#### [What needs to be done]
Quote the records in full and leave their pictures out.

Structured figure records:
************
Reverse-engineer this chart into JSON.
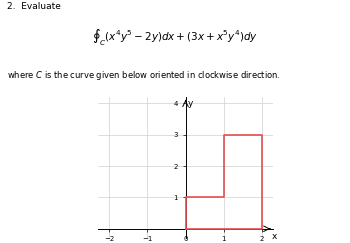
{
  "title_line1": "2.  Evaluate",
  "formula": "$\\oint_{C} (x^4y^5 - 2y)dx + (3x + x^5y^4)dy$",
  "subtitle": "where $C$ is the curve given below oriented in clockwise direction.",
  "curve_x": [
    0,
    2,
    2,
    1,
    1,
    0,
    0
  ],
  "curve_y": [
    0,
    0,
    3,
    3,
    1,
    1,
    0
  ],
  "curve_color": "#e05050",
  "curve_linewidth": 1.2,
  "xlim": [
    -2.3,
    2.3
  ],
  "ylim": [
    -0.3,
    4.2
  ],
  "xticks": [
    -2,
    -1,
    0,
    1,
    2
  ],
  "yticks": [
    1,
    2,
    3,
    4
  ],
  "xlabel": "x",
  "ylabel": "y",
  "grid_color": "#d0d0d0",
  "grid_linewidth": 0.5,
  "fig_width": 3.5,
  "fig_height": 2.43,
  "dpi": 100,
  "font_size_title": 6.5,
  "font_size_formula": 7.5,
  "font_size_subtitle": 6.0,
  "tick_fontsize": 5
}
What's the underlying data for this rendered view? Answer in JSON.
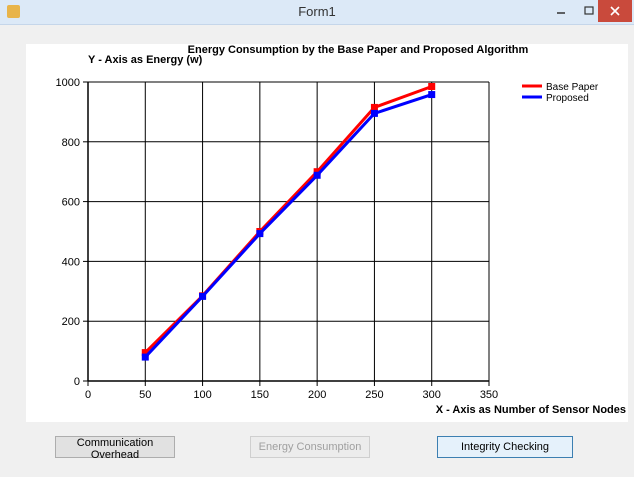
{
  "window": {
    "title": "Form1"
  },
  "chart_data": {
    "type": "line",
    "title": "Energy Consumption by the Base Paper and Proposed Algorithm",
    "y_label": "Y - Axis as Energy (w)",
    "x_label": "X - Axis as Number of Sensor Nodes",
    "x": [
      50,
      100,
      150,
      200,
      250,
      300
    ],
    "series": [
      {
        "name": "Base Paper",
        "color": "#ff0000",
        "values": [
          95,
          285,
          500,
          700,
          915,
          985
        ]
      },
      {
        "name": "Proposed",
        "color": "#0000ff",
        "values": [
          80,
          283,
          493,
          688,
          895,
          958
        ]
      }
    ],
    "xlim": [
      0,
      350
    ],
    "xticks": [
      0,
      50,
      100,
      150,
      200,
      250,
      300,
      350
    ],
    "ylim": [
      0,
      1000
    ],
    "yticks": [
      0,
      200,
      400,
      600,
      800,
      1000
    ],
    "grid": true,
    "legend": "top-right"
  },
  "buttons": [
    {
      "label": "Communication Overhead",
      "enabled": true
    },
    {
      "label": "Energy Consumption",
      "enabled": false
    },
    {
      "label": "Integrity Checking",
      "enabled": true,
      "focused": true
    }
  ]
}
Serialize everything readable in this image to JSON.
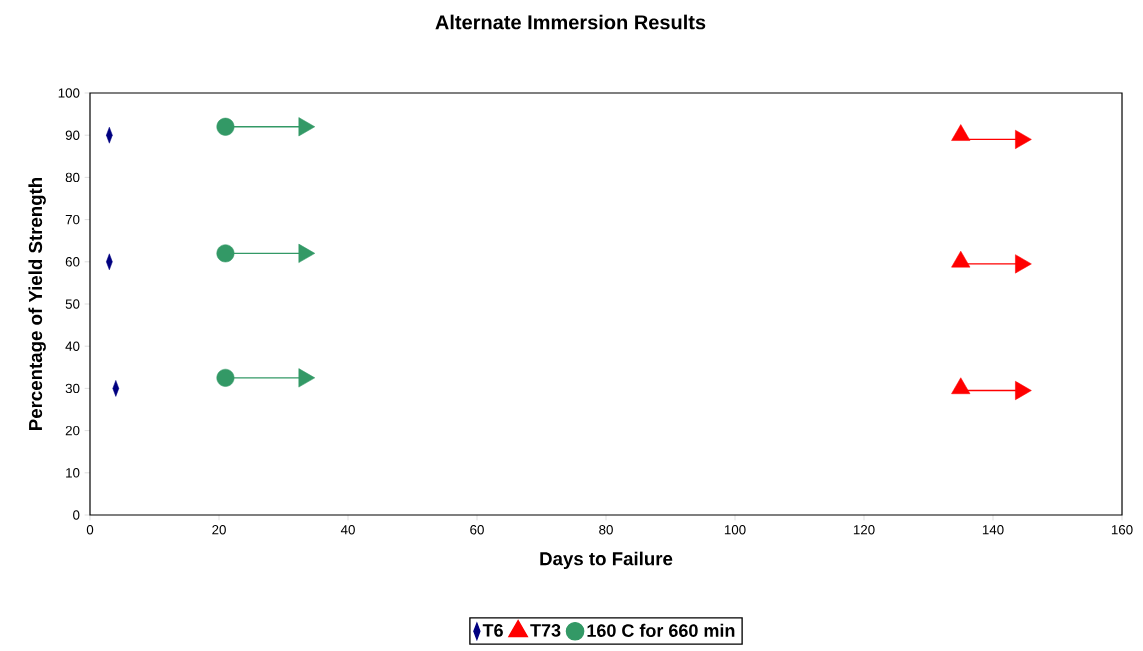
{
  "chart_data": {
    "type": "scatter",
    "title": "Alternate Immersion Results",
    "xlabel": "Days to Failure",
    "ylabel": "Percentage of Yield Strength",
    "xlim": [
      0,
      160
    ],
    "xticks": [
      0,
      20,
      40,
      60,
      80,
      100,
      120,
      140,
      160
    ],
    "ylim": [
      0,
      100
    ],
    "yticks": [
      0,
      10,
      20,
      30,
      40,
      50,
      60,
      70,
      80,
      90,
      100
    ],
    "grid": false,
    "legend": "bottom",
    "series": [
      {
        "name": "T6",
        "color": "#000080",
        "marker": "diamond",
        "x": [
          3,
          3,
          4
        ],
        "values": [
          90,
          60,
          30
        ]
      },
      {
        "name": "T73",
        "color": "#ff0000",
        "marker": "triangle",
        "x": [
          135,
          135,
          135
        ],
        "values": [
          90,
          60,
          30
        ]
      },
      {
        "name": "160 C for 660 min",
        "color": "#339966",
        "marker": "circle",
        "x": [
          21,
          21,
          21
        ],
        "values": [
          92,
          62,
          32.5
        ]
      },
      {
        "type": "line",
        "color": "#339966",
        "marker": "none",
        "x": [
          21,
          33.2
        ],
        "values": [
          92,
          92
        ]
      },
      {
        "type": "line",
        "color": "#339966",
        "marker": "none",
        "x": [
          21,
          33.2
        ],
        "values": [
          62,
          62
        ]
      },
      {
        "type": "line",
        "color": "#339966",
        "marker": "none",
        "x": [
          21,
          33.2
        ],
        "values": [
          32.5,
          32.5
        ]
      },
      {
        "type": "line",
        "color": "#ff0000",
        "marker": "none",
        "x": [
          135,
          144.3
        ],
        "values": [
          89,
          89
        ]
      },
      {
        "type": "line",
        "color": "#ff0000",
        "marker": "none",
        "x": [
          135,
          144.3
        ],
        "values": [
          59.5,
          59.5
        ]
      },
      {
        "type": "line",
        "color": "#ff0000",
        "marker": "none",
        "x": [
          135,
          144.3
        ],
        "values": [
          29.5,
          29.5
        ]
      },
      {
        "color": "#339966",
        "marker": "triangle",
        "x": [
          33.2,
          33.2,
          33.2
        ],
        "values": [
          92,
          62,
          32.5
        ]
      },
      {
        "color": "#ff0000",
        "marker": "triangle",
        "x": [
          144.3,
          144.3,
          144.3
        ],
        "values": [
          89,
          59.5,
          29.5
        ]
      }
    ]
  }
}
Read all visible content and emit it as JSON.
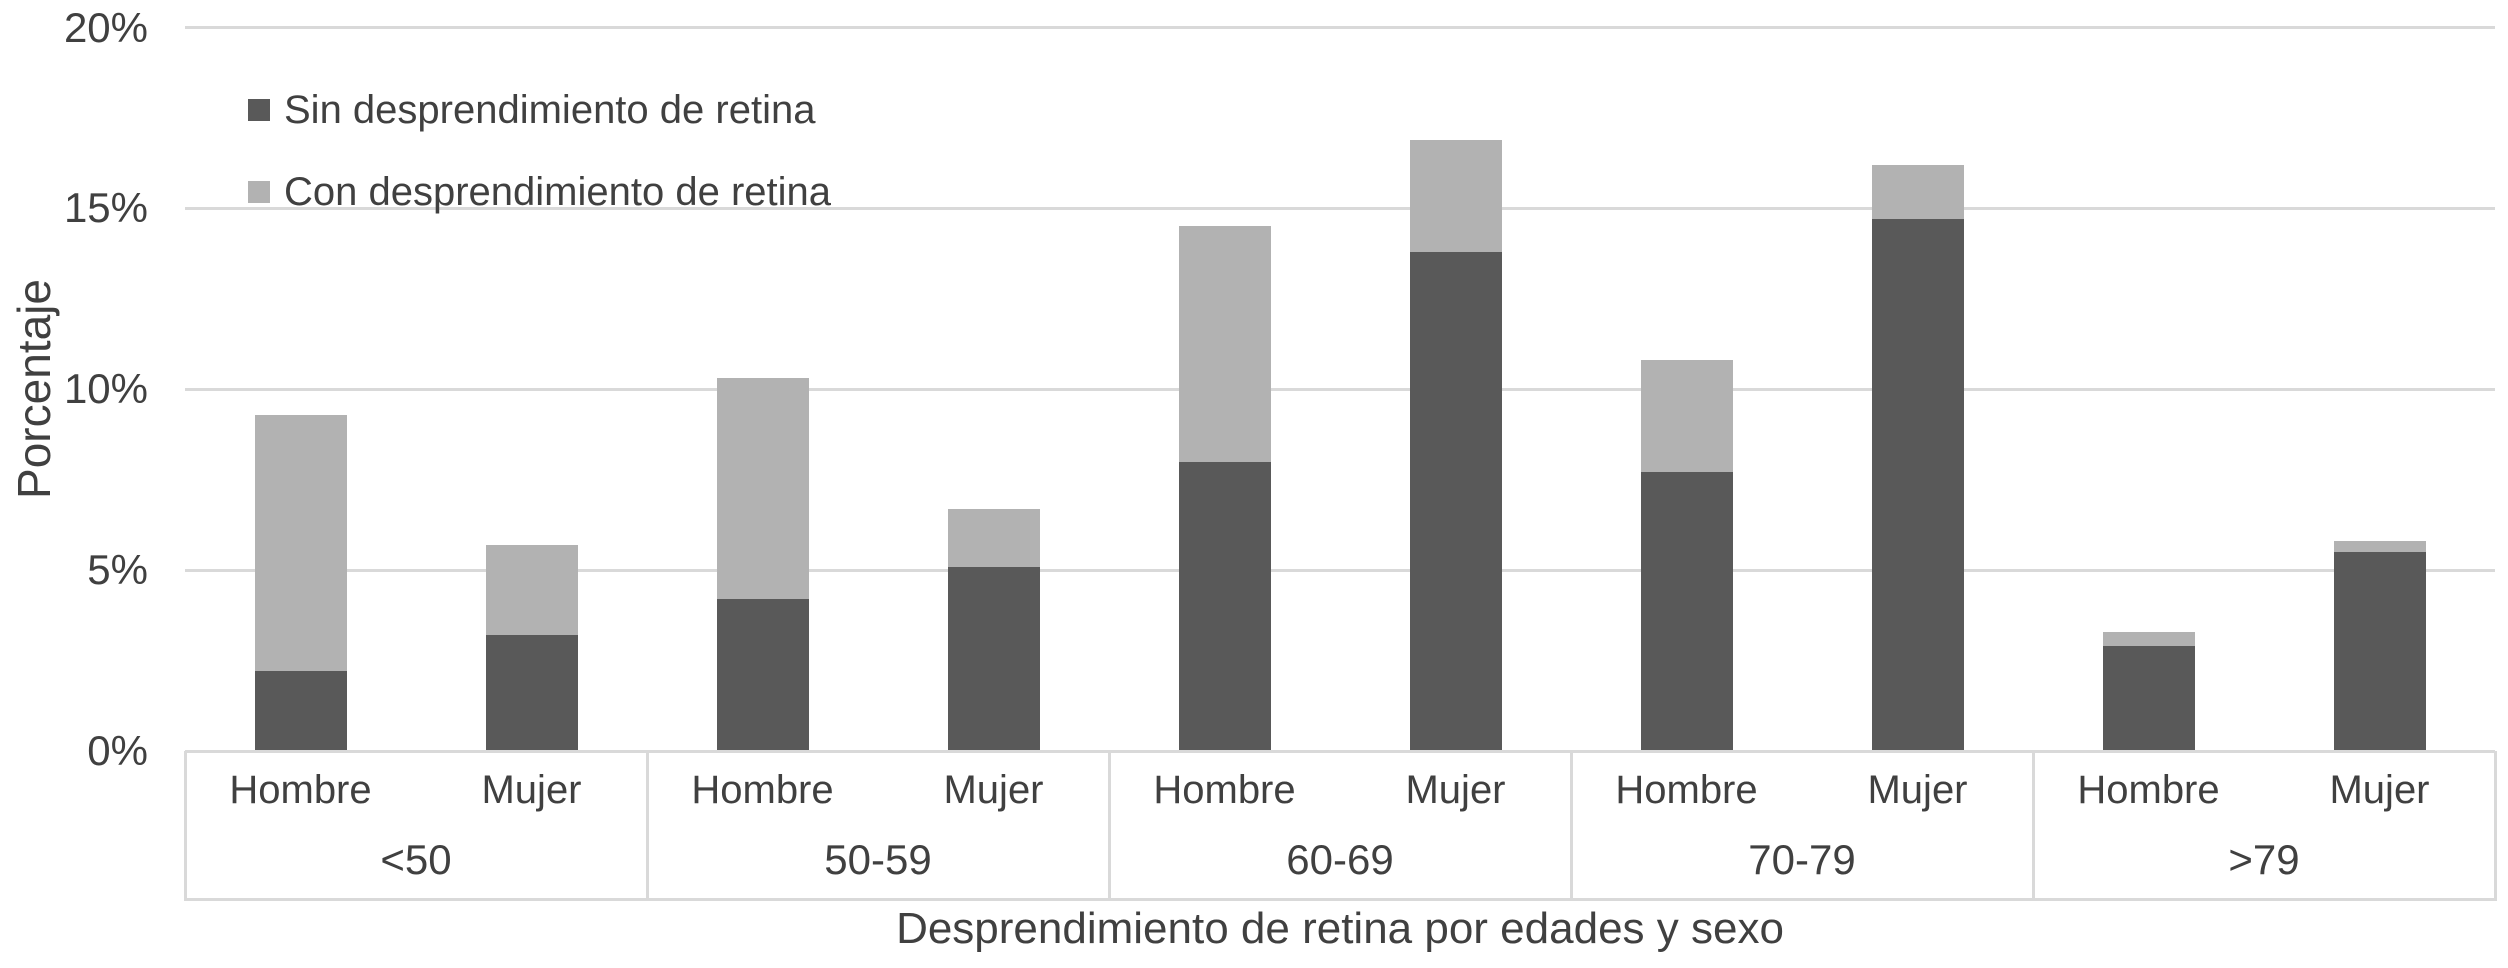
{
  "chart_data": {
    "type": "stacked-bar",
    "y_axis": {
      "title": "Porcentaje",
      "range": [
        0,
        20
      ],
      "ticks": [
        {
          "label": "0%",
          "value": 0
        },
        {
          "label": "5%",
          "value": 5
        },
        {
          "label": "10%",
          "value": 10
        },
        {
          "label": "15%",
          "value": 15
        },
        {
          "label": "20%",
          "value": 20
        }
      ]
    },
    "x_axis": {
      "title": "Desprendimiento de retina por edades y sexo",
      "groups": [
        "<50",
        "50-59",
        "60-69",
        "70-79",
        ">79"
      ],
      "subcategories": [
        "Hombre",
        "Mujer"
      ]
    },
    "series": [
      {
        "name": "Sin desprendimiento de retina",
        "color": "#595959",
        "values": [
          2.2,
          3.2,
          4.2,
          5.1,
          8.0,
          13.8,
          7.7,
          14.7,
          2.9,
          5.5
        ]
      },
      {
        "name": "Con desprendimiento de retina",
        "color": "#b2b2b2",
        "values": [
          7.1,
          2.5,
          6.1,
          1.6,
          6.5,
          3.1,
          3.1,
          1.5,
          0.4,
          0.3
        ]
      }
    ],
    "stacked_totals": [
      9.3,
      5.7,
      10.3,
      6.7,
      14.5,
      16.9,
      10.8,
      16.2,
      3.3,
      5.8
    ],
    "legend_position": "top-left",
    "grid": true
  }
}
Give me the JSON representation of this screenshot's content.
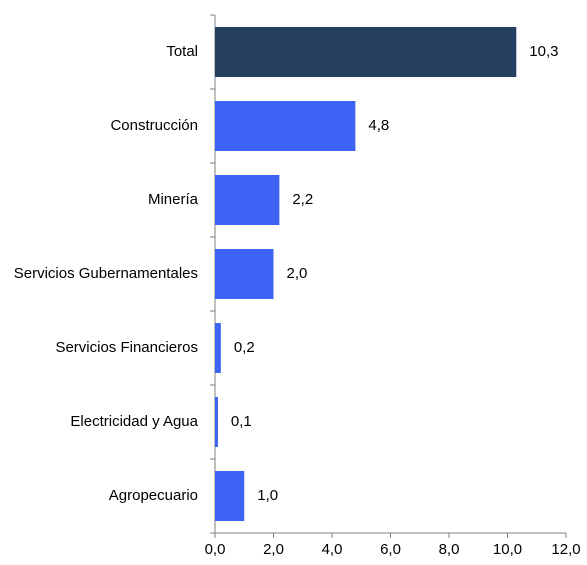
{
  "chart_data": {
    "type": "bar",
    "orientation": "horizontal",
    "categories": [
      "Total",
      "Construcción",
      "Minería",
      "Servicios Gubernamentales",
      "Servicios Financieros",
      "Electricidad y Agua",
      "Agropecuario"
    ],
    "values": [
      10.3,
      4.8,
      2.2,
      2.0,
      0.2,
      0.1,
      1.0
    ],
    "value_labels": [
      "10,3",
      "4,8",
      "2,2",
      "2,0",
      "0,2",
      "0,1",
      "1,0"
    ],
    "colors": [
      "#243f60",
      "#3d64f5",
      "#3d64f5",
      "#3d64f5",
      "#3d64f5",
      "#3d64f5",
      "#3d64f5"
    ],
    "xlim": [
      0,
      12
    ],
    "xticks": [
      {
        "value": 0,
        "label": "0,0"
      },
      {
        "value": 2,
        "label": "2,0"
      },
      {
        "value": 4,
        "label": "4,0"
      },
      {
        "value": 6,
        "label": "6,0"
      },
      {
        "value": 8,
        "label": "8,0"
      },
      {
        "value": 10,
        "label": "10,0"
      },
      {
        "value": 12,
        "label": "12,0"
      }
    ],
    "grid": false
  }
}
************
#### [Task output]
Reverse-engineer this chart into JSON.
{
  "title_line1": "2.  Evaluate",
  "formula": "$\\oint_{C} (x^4y^5 - 2y)dx + (3x + x^5y^4)dy$",
  "subtitle": "where $C$ is the curve given below oriented in clockwise direction.",
  "curve_x": [
    0,
    2,
    2,
    1,
    1,
    0,
    0
  ],
  "curve_y": [
    0,
    0,
    3,
    3,
    1,
    1,
    0
  ],
  "curve_color": "#e05050",
  "curve_linewidth": 1.2,
  "xlim": [
    -2.3,
    2.3
  ],
  "ylim": [
    -0.3,
    4.2
  ],
  "xticks": [
    -2,
    -1,
    0,
    1,
    2
  ],
  "yticks": [
    1,
    2,
    3,
    4
  ],
  "xlabel": "x",
  "ylabel": "y",
  "grid_color": "#d0d0d0",
  "grid_linewidth": 0.5,
  "fig_width": 3.5,
  "fig_height": 2.43,
  "dpi": 100,
  "font_size_title": 6.5,
  "font_size_formula": 7.5,
  "font_size_subtitle": 6.0,
  "tick_fontsize": 5
}
What's the underlying data for this rendered view? Answer in JSON.
{
  "window": {
    "title": "Form1"
  },
  "chart_data": {
    "type": "line",
    "title": "Energy Consumption by the Base Paper and Proposed Algorithm",
    "y_label": "Y - Axis as Energy (w)",
    "x_label": "X - Axis as Number of Sensor Nodes",
    "x": [
      50,
      100,
      150,
      200,
      250,
      300
    ],
    "series": [
      {
        "name": "Base Paper",
        "color": "#ff0000",
        "values": [
          95,
          285,
          500,
          700,
          915,
          985
        ]
      },
      {
        "name": "Proposed",
        "color": "#0000ff",
        "values": [
          80,
          283,
          493,
          688,
          895,
          958
        ]
      }
    ],
    "xlim": [
      0,
      350
    ],
    "xticks": [
      0,
      50,
      100,
      150,
      200,
      250,
      300,
      350
    ],
    "ylim": [
      0,
      1000
    ],
    "yticks": [
      0,
      200,
      400,
      600,
      800,
      1000
    ],
    "grid": true,
    "legend": "top-right"
  },
  "buttons": [
    {
      "label": "Communication Overhead",
      "enabled": true
    },
    {
      "label": "Energy Consumption",
      "enabled": false
    },
    {
      "label": "Integrity Checking",
      "enabled": true,
      "focused": true
    }
  ]
}
Serialize everything readable in this image to JSON.
{
  "chart_data": {
    "type": "scatter",
    "title": "Alternate Immersion Results",
    "xlabel": "Days to Failure",
    "ylabel": "Percentage of Yield Strength",
    "xlim": [
      0,
      160
    ],
    "xticks": [
      0,
      20,
      40,
      60,
      80,
      100,
      120,
      140,
      160
    ],
    "ylim": [
      0,
      100
    ],
    "yticks": [
      0,
      10,
      20,
      30,
      40,
      50,
      60,
      70,
      80,
      90,
      100
    ],
    "grid": false,
    "legend": "bottom",
    "series": [
      {
        "name": "T6",
        "color": "#000080",
        "marker": "diamond",
        "x": [
          3,
          3,
          4
        ],
        "values": [
          90,
          60,
          30
        ]
      },
      {
        "name": "T73",
        "color": "#ff0000",
        "marker": "triangle",
        "x": [
          135,
          135,
          135
        ],
        "values": [
          90,
          60,
          30
        ]
      },
      {
        "name": "160 C for 660 min",
        "color": "#339966",
        "marker": "circle",
        "x": [
          21,
          21,
          21
        ],
        "values": [
          92,
          62,
          32.5
        ]
      },
      {
        "type": "line",
        "color": "#339966",
        "marker": "none",
        "x": [
          21,
          33.2
        ],
        "values": [
          92,
          92
        ]
      },
      {
        "type": "line",
        "color": "#339966",
        "marker": "none",
        "x": [
          21,
          33.2
        ],
        "values": [
          62,
          62
        ]
      },
      {
        "type": "line",
        "color": "#339966",
        "marker": "none",
        "x": [
          21,
          33.2
        ],
        "values": [
          32.5,
          32.5
        ]
      },
      {
        "type": "line",
        "color": "#ff0000",
        "marker": "none",
        "x": [
          135,
          144.3
        ],
        "values": [
          89,
          89
        ]
      },
      {
        "type": "line",
        "color": "#ff0000",
        "marker": "none",
        "x": [
          135,
          144.3
        ],
        "values": [
          59.5,
          59.5
        ]
      },
      {
        "type": "line",
        "color": "#ff0000",
        "marker": "none",
        "x": [
          135,
          144.3
        ],
        "values": [
          29.5,
          29.5
        ]
      },
      {
        "color": "#339966",
        "marker": "triangle",
        "x": [
          33.2,
          33.2,
          33.2
        ],
        "values": [
          92,
          62,
          32.5
        ]
      },
      {
        "color": "#ff0000",
        "marker": "triangle",
        "x": [
          144.3,
          144.3,
          144.3
        ],
        "values": [
          89,
          59.5,
          29.5
        ]
      }
    ]
  }
}
Read all visible content and emit it as JSON.
{
  "chart_data": {
    "type": "stacked-bar",
    "y_axis": {
      "title": "Porcentaje",
      "range": [
        0,
        20
      ],
      "ticks": [
        {
          "label": "0%",
          "value": 0
        },
        {
          "label": "5%",
          "value": 5
        },
        {
          "label": "10%",
          "value": 10
        },
        {
          "label": "15%",
          "value": 15
        },
        {
          "label": "20%",
          "value": 20
        }
      ]
    },
    "x_axis": {
      "title": "Desprendimiento de retina por edades y sexo",
      "groups": [
        "<50",
        "50-59",
        "60-69",
        "70-79",
        ">79"
      ],
      "subcategories": [
        "Hombre",
        "Mujer"
      ]
    },
    "series": [
      {
        "name": "Sin desprendimiento de retina",
        "color": "#595959",
        "values": [
          2.2,
          3.2,
          4.2,
          5.1,
          8.0,
          13.8,
          7.7,
          14.7,
          2.9,
          5.5
        ]
      },
      {
        "name": "Con desprendimiento de retina",
        "color": "#b2b2b2",
        "values": [
          7.1,
          2.5,
          6.1,
          1.6,
          6.5,
          3.1,
          3.1,
          1.5,
          0.4,
          0.3
        ]
      }
    ],
    "stacked_totals": [
      9.3,
      5.7,
      10.3,
      6.7,
      14.5,
      16.9,
      10.8,
      16.2,
      3.3,
      5.8
    ],
    "legend_position": "top-left",
    "grid": true
  }
}
Give me the JSON representation of this screenshot's content.
{
  "chart_data": {
    "type": "bar",
    "orientation": "horizontal",
    "categories": [
      "Total",
      "Construcción",
      "Minería",
      "Servicios Gubernamentales",
      "Servicios Financieros",
      "Electricidad y Agua",
      "Agropecuario"
    ],
    "values": [
      10.3,
      4.8,
      2.2,
      2.0,
      0.2,
      0.1,
      1.0
    ],
    "value_labels": [
      "10,3",
      "4,8",
      "2,2",
      "2,0",
      "0,2",
      "0,1",
      "1,0"
    ],
    "colors": [
      "#243f60",
      "#3d64f5",
      "#3d64f5",
      "#3d64f5",
      "#3d64f5",
      "#3d64f5",
      "#3d64f5"
    ],
    "xlim": [
      0,
      12
    ],
    "xticks": [
      {
        "value": 0,
        "label": "0,0"
      },
      {
        "value": 2,
        "label": "2,0"
      },
      {
        "value": 4,
        "label": "4,0"
      },
      {
        "value": 6,
        "label": "6,0"
      },
      {
        "value": 8,
        "label": "8,0"
      },
      {
        "value": 10,
        "label": "10,0"
      },
      {
        "value": 12,
        "label": "12,0"
      }
    ],
    "grid": false
  }
}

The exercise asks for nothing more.